GIVEN EXERCISE.
Look over the entries that follow and work out how many lines contain "data". State the number only.

---+---

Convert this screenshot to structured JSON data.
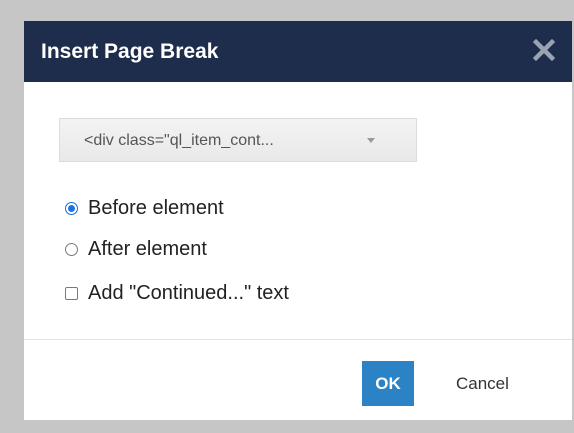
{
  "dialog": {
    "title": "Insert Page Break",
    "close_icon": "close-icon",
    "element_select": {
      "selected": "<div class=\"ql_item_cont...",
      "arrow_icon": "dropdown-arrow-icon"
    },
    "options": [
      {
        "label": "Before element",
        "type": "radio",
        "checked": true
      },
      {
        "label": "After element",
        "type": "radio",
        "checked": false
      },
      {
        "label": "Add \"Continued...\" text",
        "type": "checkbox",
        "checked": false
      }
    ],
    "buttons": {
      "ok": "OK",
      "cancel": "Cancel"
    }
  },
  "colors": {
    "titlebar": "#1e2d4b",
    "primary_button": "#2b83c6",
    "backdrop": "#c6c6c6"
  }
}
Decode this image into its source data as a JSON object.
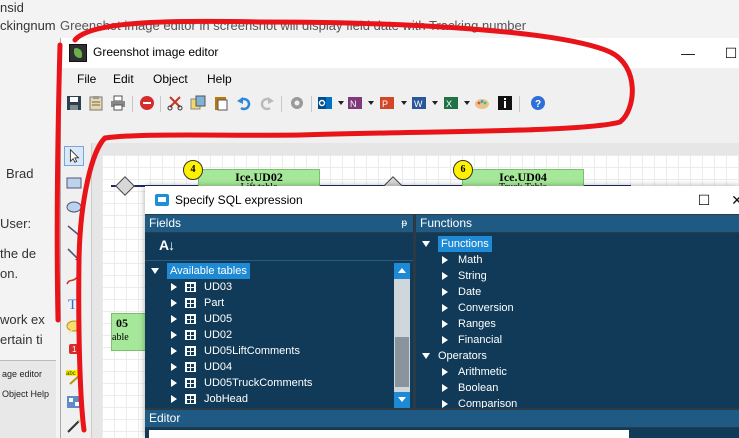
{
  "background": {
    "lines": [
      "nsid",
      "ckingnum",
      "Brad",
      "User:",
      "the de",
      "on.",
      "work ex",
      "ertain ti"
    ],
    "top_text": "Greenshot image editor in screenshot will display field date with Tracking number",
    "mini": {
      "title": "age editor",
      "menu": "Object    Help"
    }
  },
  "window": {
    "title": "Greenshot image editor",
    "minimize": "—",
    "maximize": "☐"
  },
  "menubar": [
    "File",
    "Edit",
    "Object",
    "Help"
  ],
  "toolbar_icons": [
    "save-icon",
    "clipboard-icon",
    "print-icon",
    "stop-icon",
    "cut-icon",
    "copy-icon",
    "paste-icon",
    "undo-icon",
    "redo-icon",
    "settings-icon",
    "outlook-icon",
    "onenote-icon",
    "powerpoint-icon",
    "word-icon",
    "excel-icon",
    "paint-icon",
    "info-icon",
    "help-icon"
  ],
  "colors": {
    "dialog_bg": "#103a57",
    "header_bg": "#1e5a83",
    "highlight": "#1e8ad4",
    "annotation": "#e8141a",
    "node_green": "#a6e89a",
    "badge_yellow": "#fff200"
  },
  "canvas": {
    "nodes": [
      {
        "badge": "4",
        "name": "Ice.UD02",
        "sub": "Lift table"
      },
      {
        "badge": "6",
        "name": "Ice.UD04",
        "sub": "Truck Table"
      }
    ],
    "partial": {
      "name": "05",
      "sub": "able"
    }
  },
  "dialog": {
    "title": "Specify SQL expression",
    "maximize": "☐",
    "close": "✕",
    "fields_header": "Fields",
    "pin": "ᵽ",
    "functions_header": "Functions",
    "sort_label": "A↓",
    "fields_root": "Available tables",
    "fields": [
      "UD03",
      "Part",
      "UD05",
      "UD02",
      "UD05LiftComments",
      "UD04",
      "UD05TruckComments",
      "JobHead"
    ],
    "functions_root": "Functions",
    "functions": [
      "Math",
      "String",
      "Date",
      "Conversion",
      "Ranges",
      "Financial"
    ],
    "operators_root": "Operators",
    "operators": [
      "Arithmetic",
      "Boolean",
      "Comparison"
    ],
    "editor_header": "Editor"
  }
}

---+---

SOLUTION TO THE PROBLEM.
2